Your task is to reproduce the entries below word for word.

Start

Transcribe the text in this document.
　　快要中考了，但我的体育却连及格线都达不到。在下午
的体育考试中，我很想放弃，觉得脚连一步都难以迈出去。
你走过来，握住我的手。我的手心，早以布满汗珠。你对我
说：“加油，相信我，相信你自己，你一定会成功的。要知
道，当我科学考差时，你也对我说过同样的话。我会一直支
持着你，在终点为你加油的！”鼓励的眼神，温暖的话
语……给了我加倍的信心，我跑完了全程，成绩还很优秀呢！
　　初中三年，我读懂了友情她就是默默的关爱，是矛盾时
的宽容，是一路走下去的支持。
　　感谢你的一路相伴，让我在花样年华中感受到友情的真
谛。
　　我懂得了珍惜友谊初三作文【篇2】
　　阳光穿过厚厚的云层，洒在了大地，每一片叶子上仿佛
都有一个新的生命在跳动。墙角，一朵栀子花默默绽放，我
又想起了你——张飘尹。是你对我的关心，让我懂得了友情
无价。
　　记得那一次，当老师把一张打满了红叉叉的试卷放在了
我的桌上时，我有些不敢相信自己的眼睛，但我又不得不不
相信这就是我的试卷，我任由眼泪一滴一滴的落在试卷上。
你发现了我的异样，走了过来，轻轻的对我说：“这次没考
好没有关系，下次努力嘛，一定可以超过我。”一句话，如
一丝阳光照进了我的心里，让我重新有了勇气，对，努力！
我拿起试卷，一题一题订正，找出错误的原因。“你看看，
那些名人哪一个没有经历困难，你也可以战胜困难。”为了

End

* **Solved exercise**
Transcribe the text in this document.
　　快要中考了，但我的体育却连及格线都达不到。在下午
的体育考试中，我很想放弃，觉得脚连一步都难以迈出去。
你走过来，握住我的手。我的手心，早以布满汗珠。你对我
说：“加油，相信我，相信你自己，你一定会成功的。要知
道，当我科学考差时，你也对我说过同样的话。我会一直支
持着你，在终点为你加油的！”鼓励的眼神，温暖的话
语……给了我加倍的信心，我跑完了全程，成绩还很优秀呢！
　　初中三年，我读懂了友情她就是默默的关爱，是矛盾时
的宽容，是一路走下去的支持。
　　感谢你的一路相伴，让我在花样年华中感受到友情的真
谛。
　　我懂得了珍惜友谊初三作文【篇2】
　　阳光穿过厚厚的云层，洒在了大地，每一片叶子上仿佛
都有一个新的生命在跳动。墙角，一朵栀子花默默绽放，我
又想起了你——张飘尹。是你对我的关心，让我懂得了友情
无价。
　　记得那一次，当老师把一张打满了红叉叉的试卷放在了
我的桌上时，我有些不敢相信自己的眼睛，但我又不得不不
相信这就是我的试卷，我任由眼泪一滴一滴的落在试卷上。
你发现了我的异样，走了过来，轻轻的对我说：“这次没考
好没有关系，下次努力嘛，一定可以超过我。”一句话，如
一丝阳光照进了我的心里，让我重新有了勇气，对，努力！
我拿起试卷，一题一题订正，找出错误的原因。“你看看，
那些名人哪一个没有经历困难，你也可以战胜困难。”为了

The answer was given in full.